Quadrogen built its first biogas clean-up system at full-scale (300 kW gas flow equivalent) and installed it at OCSD. The company is now designing megawatt and multi-megawatt clean-up systems based on the good results from this first installation.

“OCSD and the project partners are very happy with it,” says Prasad. “Discussions are under way for follow-on orders worth about $10 million based on the performance we have been able to demonstrate.”

Quadrogen is now close to completing the funding for a first-of-its-kind, $8-million demonstration project using landfill gas in Delta, BC. Sustainable Development Technology Canada (SDTC) has approved $2.6 million for this innovative project and is fully supporting the funding process to ensure the project is implemented.

“We’re going to clean the landfill gas and generate power, heat, hydrogen, and clean CO2,” explains Prasad. “Nobody has ever demonstrated a renewably fuelled commercial application that makes use of all four co-generation products.”

Prasad says the hydrogen will be used for peak power generation or industrial applications and the CO2 will be used to fertilize a local commercial greenhouse, owned by the second-largest greenhouse operator in North America. The greenhouse will also use the waste heat, and the baseload power will be sold to the local electricity grid.

Quadrogen has four full-time employees and plans to increase its staffing in 2012. Prasad says the company is on-track with its business plan presented during the BCIC-NV competition and is currently meeting or exceeding all projections.

#### Bounding box entries:

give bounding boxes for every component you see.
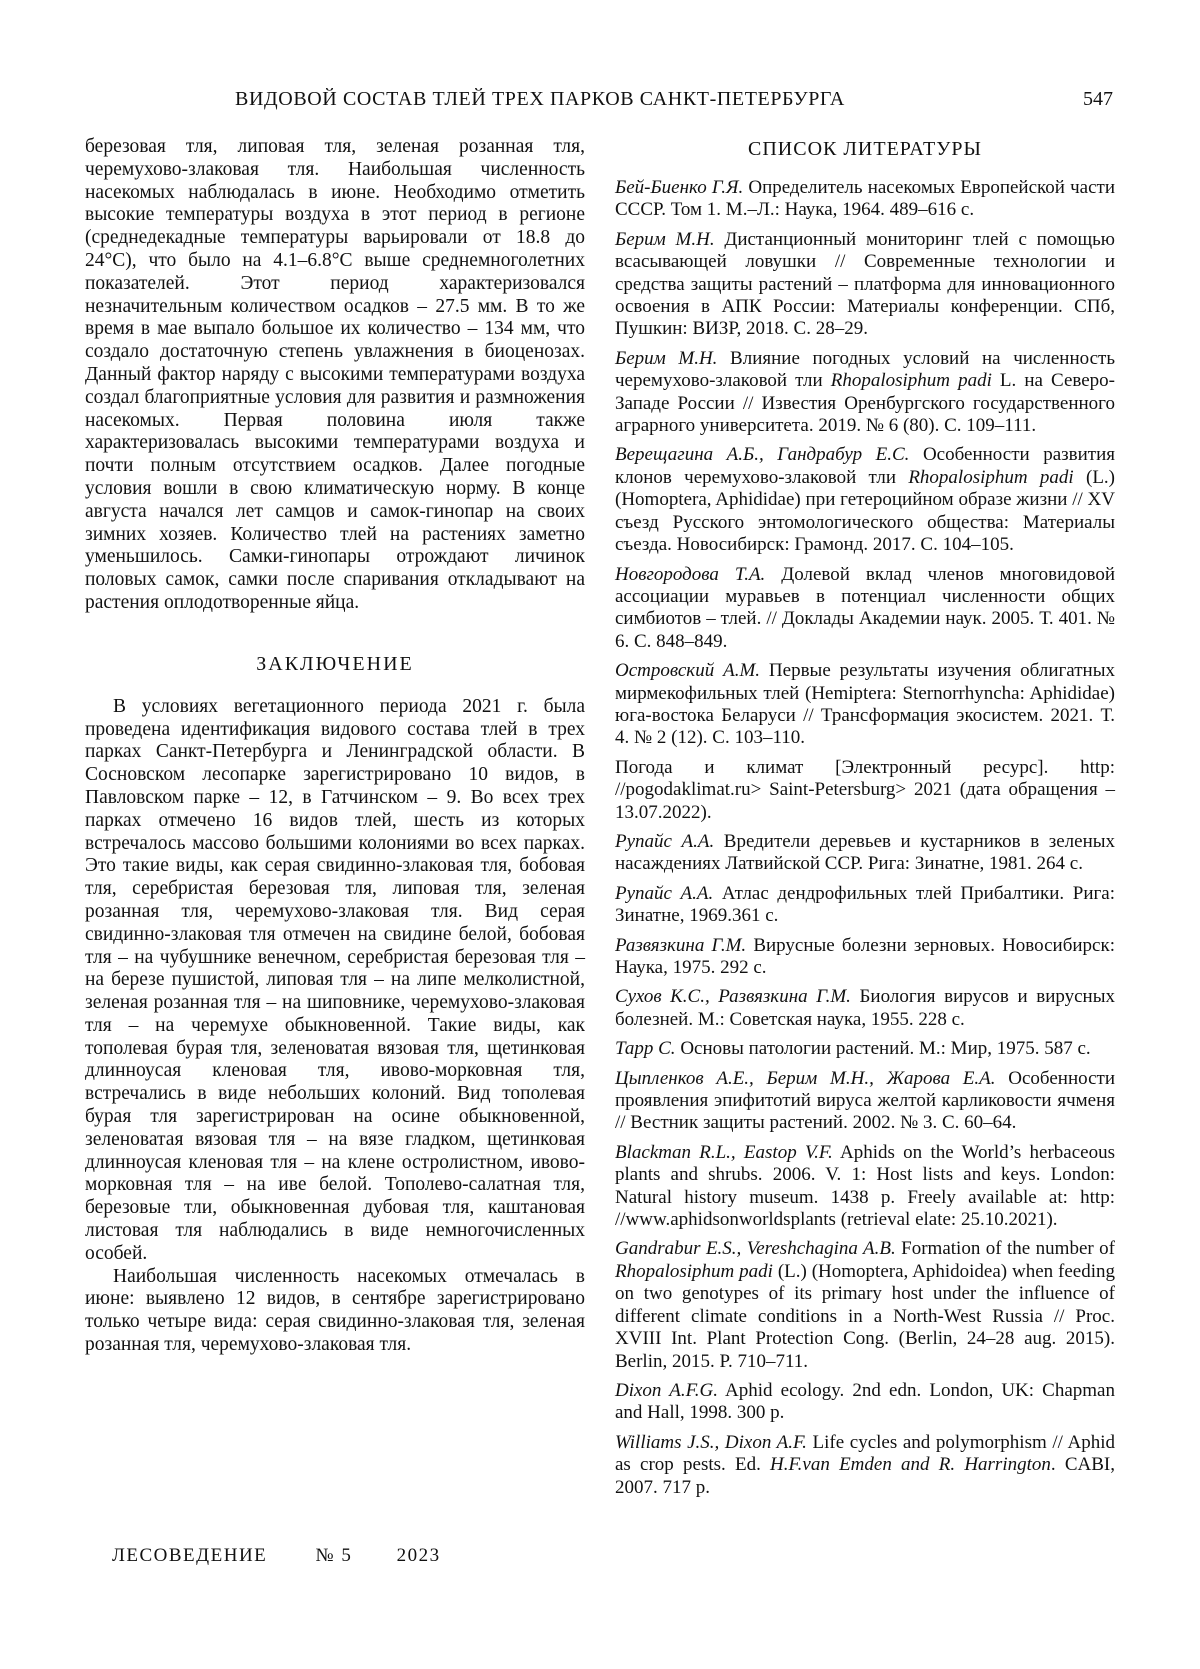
reference-text-segment: Вредители деревьев и кустарников в зеленых насаждениях Латвийской ССР. Рига: Зинатне, 1981. 264 с. (615, 830, 1116, 875)
left-column (85, 136, 585, 1506)
reference-italic-segment: Цыпленков А.Е., Берим М.Н., Жарова Е.А. (615, 1067, 996, 1089)
reference-italic-segment: Rhopalosiphum padi (615, 1260, 773, 1282)
reference-entry (615, 1038, 1115, 1060)
references-list (615, 177, 1115, 1499)
conclusion-text-block (85, 696, 585, 1357)
reference-entry (615, 348, 1115, 438)
reference-text-segment: Life cycles and polymorphism // Aphid as crop pests. Ed. (615, 1431, 1116, 1476)
reference-italic-segment: Новгородова Т.А. (615, 563, 766, 585)
reference-text-segment: Погода и климат [Электронный ресурс]. http: //pogodaklimat.ru> Saint-Petersburg> 2021 (дата обращения – 13.07.2022). (615, 756, 1115, 823)
reference-italic-segment: Dixon A.F.G. (615, 1379, 718, 1401)
reference-italic-segment: Верещагина А.Б., Гандрабур Е.С. (615, 444, 910, 466)
reference-text-segment: Дистанционный мониторинг тлей с помощью всасывающей ловушки // Современные технологии и средства защиты растений – платформа для инновационного освоения в АПК России: Материалы конференции. СПб, Пушкин: ВИЗР, 2018. С. 28–29. (615, 228, 1115, 340)
page-footer (112, 1545, 441, 1567)
reference-text-segment: Атлас дендрофильных тлей Прибалтики. Рига: Зинатне, 1969.361 с. (615, 882, 1116, 927)
reference-text-segment: Вирусные болезни зерновых. Новосибирск: Наука, 1975. 292 с. (615, 934, 1115, 978)
reference-italic-segment: Rhopalosiphum padi (908, 466, 1074, 488)
page-header (85, 88, 1115, 114)
reference-italic-segment: Blackman R.L., Eastop V.F. (615, 1141, 833, 1163)
reference-text-segment: Aphid ecology. 2nd edn. London, UK: Chapman and Hall, 1998. 300 p. (615, 1379, 1115, 1424)
reference-entry (615, 444, 1115, 556)
reference-text-segment: Биология вирусов и вирусных болезней. М.: Советская наука, 1955. 228 с. (615, 986, 1115, 1030)
journal-name: ЛЕСОВЕДЕНИЕ (112, 1545, 268, 1566)
reference-italic-segment: Берим М.Н. (615, 228, 715, 250)
reference-italic-segment: Рупайс А.А. (615, 830, 715, 852)
reference-text-segment: Долевой вклад членов многовидовой ассоциации муравьев в потенциал численности общих симбиотов – тлей. // Доклады Академии наук. 2005. Т. 401. № 6. С. 848–849. (615, 563, 1115, 652)
reference-text-segment: L. на Северо-Западе России // Известия Оренбургского государственного аграрного университета. 2019. № 6 (80). С. 109–111. (615, 370, 1115, 437)
reference-entry (615, 177, 1115, 222)
reference-entry (615, 757, 1115, 824)
reference-text-segment: Aphids on the World’s herbaceous plants and shrubs. 2006. V. 1: Host lists and keys. London: Natural history museum. 1438 p. Freely available at: http: //www.aphidsonworldsplants (retrieval elate: 25.10.2021). (615, 1141, 1115, 1231)
reference-text-segment: (L.) (Homoptera, Aphididae) при гетероцийном образе жизни // XV съезд Русского энтомологического общества: Материалы съезда. Новосибирск: Грамонд. 2017. С. 104–105. (615, 466, 1115, 556)
reference-text-segment: (L.) (Homoptera, Aphidoidea) when feeding on two genotypes of its primary host under the influence of different climate conditions in a North-West Russia // Proc. XVIII Int. Plant Protection Cong. (Berlin, 24–28 aug. 2015). Berlin, 2015. P. 710–711. (615, 1260, 1115, 1372)
reference-entry (615, 1142, 1115, 1232)
reference-text-segment: Особенности развития клонов черемухово-злаковой тли (615, 444, 1115, 488)
page-number: 547 (1083, 88, 1113, 110)
reference-entry (615, 831, 1115, 876)
reference-italic-segment: Williams J.S., Dixon A.F. (615, 1431, 807, 1453)
reference-italic-segment: Тарр С. (615, 1038, 676, 1060)
reference-italic-segment: Сухов К.С., Развязкина Г.М. (615, 986, 851, 1008)
two-column-layout (85, 136, 1115, 1506)
conclusion-heading: ЗАКЛЮЧЕНИЕ (256, 652, 414, 675)
reference-entry (615, 1068, 1115, 1135)
references-heading: СПИСОК ЛИТЕРАТУРЫ (748, 138, 982, 160)
paragraph: березовая тля, липовая тля, зеленая розанная тля, черемухово-злаковая тля. Наибольшая численность насекомых наблюдалась в июне. Необходимо отметить высокие температуры воздуха в этот период в регионе (среднедекадные температуры варьировали от 18.8 до 24°С), что было на 4.1–6.8°С выше среднемноголетних показателей. Этот период характеризовался незначительным количеством осадков – 27.5 мм. В то же время в мае выпало большое их количество – 134 мм, что создало достаточную степень увлажнения в биоценозах. Данный фактор наряду с высокими температурами воздуха создал благоприятные условия для развития и размножения насекомых. Первая половина июля также характеризовалась высокими температурами воздуха и почти полным отсутствием осадков. Далее погодные условия вошли в свою климатическую норму. В конце августа начался лет самцов и самок-гинопар на своих зимних хозяев. Количество тлей на растениях заметно уменьшилось. Самки-гинопары отрождают личинок половых самок, самки после спаривания откладывают на растения оплодотворенные яйца. (85, 136, 585, 613)
reference-text-segment: Определитель насекомых Европейской части СССР. Том 1. М.–Л.: Наука, 1964. 489–616 с. (615, 177, 1115, 221)
reference-text-segment: Formation of the number of (895, 1238, 1115, 1260)
reference-entry (615, 935, 1115, 980)
reference-italic-segment: Бей-Биенко Г.Я. (615, 177, 744, 198)
paragraph: В условиях вегетационного периода 2021 г. была проведена идентификация видового состава тлей в трех парках Санкт-Петербурга и Ленинградской области. В Сосновском лесопарке зарегистрировано 10 видов, в Павловском парке – 12, в Гатчинском – 9. Во всех трех парках отмечено 16 видов тлей, шесть из которых встречалось массово большими колониями во всех парках. Это такие виды, как серая свидинно-злаковая тля, бобовая тля, серебристая березовая тля, липовая тля, зеленая розанная тля, черемухово-злаковая тля. Вид серая свидинно-злаковая тля отмечен на свидине белой, бобовая тля – на чубушнике венечном, серебристая березовая тля – на березе пушистой, липовая тля – на липе мелколистной, зеленая розанная тля – на шиповнике, черемухово-злаковая тля – на черемухе обыкновенной. Такие виды, как тополевая бурая тля, зеленоватая вязовая тля, щетинковая длинноусая кленовая тля, ивово-морковная тля, встречались в виде небольших колоний. Вид тополевая бурая тля зарегистрирован на осине обыкновенной, зеленоватая вязовая тля – на вязе гладком, щетинковая длинноусая кленовая тля – на клене остролистном, ивово-морковная тля – на иве белой. Тополево-салатная тля, березовые тли, обыкновенная дубовая тля, каштановая листовая тля наблюдались в виде немногочисленных особей. (85, 695, 585, 1264)
reference-italic-segment: Rhopalosiphum padi (830, 370, 992, 392)
reference-italic-segment: Рупайс А.А. (615, 882, 714, 904)
reference-entry (615, 1380, 1115, 1425)
reference-text-segment: . CABI, 2007. 717 p. (615, 1454, 1115, 1498)
year: 2023 (396, 1545, 441, 1566)
reference-italic-segment: Берим М.Н. (615, 347, 718, 369)
body-text-block (85, 136, 585, 615)
reference-text-segment: Первые результаты изучения облигатных мирмекофильных тлей (Hemiptera: Sternorrhyncha: Aphididae) юга-востока Беларуси // Трансформация экосистем. 2021. Т. 4. № 2 (12). С. 103–110. (615, 660, 1115, 749)
reference-text-segment: Влияние погодных условий на численность черемухово-злаковой тли (615, 347, 1115, 392)
running-title: ВИДОВОЙ СОСТАВ ТЛЕЙ ТРЕХ ПАРКОВ САНКТ-ПЕТЕРБУРГА (235, 88, 845, 110)
right-column (615, 136, 1115, 1506)
reference-entry (615, 1238, 1115, 1372)
reference-entry (615, 1432, 1115, 1499)
reference-text-segment: Основы патологии растений. М.: Мир, 1975. 587 с. (675, 1038, 1091, 1060)
reference-italic-segment: Островский А.М. (615, 660, 761, 682)
reference-text-segment: Особенности проявления эпифитотий вируса желтой карликовости ячменя // Вестник защиты растений. 2002. № 3. С. 60–64. (615, 1067, 1115, 1134)
reference-entry (615, 660, 1115, 750)
reference-italic-segment: Развязкина Г.М. (615, 934, 747, 956)
issue-number: № 5 (315, 1545, 353, 1566)
reference-entry (615, 883, 1115, 928)
reference-entry (615, 564, 1115, 654)
reference-entry (615, 229, 1115, 341)
reference-italic-segment: H.F.van Emden and R. Harrington (770, 1454, 1051, 1476)
reference-entry (615, 986, 1115, 1031)
reference-italic-segment: Gandrabur E.S., Vereshchagina A.B. (615, 1238, 896, 1260)
paragraph: Наибольшая численность насекомых отмечалась в июне: выявлено 12 видов, в сентябре зарегистрировано только четыре вида: серая свидинно-злаковая тля, зеленая розанная тля, черемухово-злаковая тля. (85, 1265, 585, 1356)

#### The tasks:
• a. According to the Quadrogen passage, how much has Sustainable Development Technology Canada approved for the landfill gas project in Delta, BC?
• b. Return the Quadrogen passage word for word from "Prasad says the hydrogen" up to and including "exceeding all projections.".
The material above has nothing to do with the Quadrogen passage.

#### Responses to the exercise:
• a. $2.6 million.

• b.
Prasad says the hydrogen will be used for peak power generation or industrial applications and the CO2 will be used to fertilize a local commercial greenhouse, owned by the second-largest greenhouse operator in North America. The greenhouse will also use the waste heat, and the baseload power will be sold to the local electricity grid.

Quadrogen has four full-time employees and plans to increase its staffing in 2012. Prasad says the company is on-track with its business plan presented during the BCIC-NV competition and is currently meeting or exceeding all projections.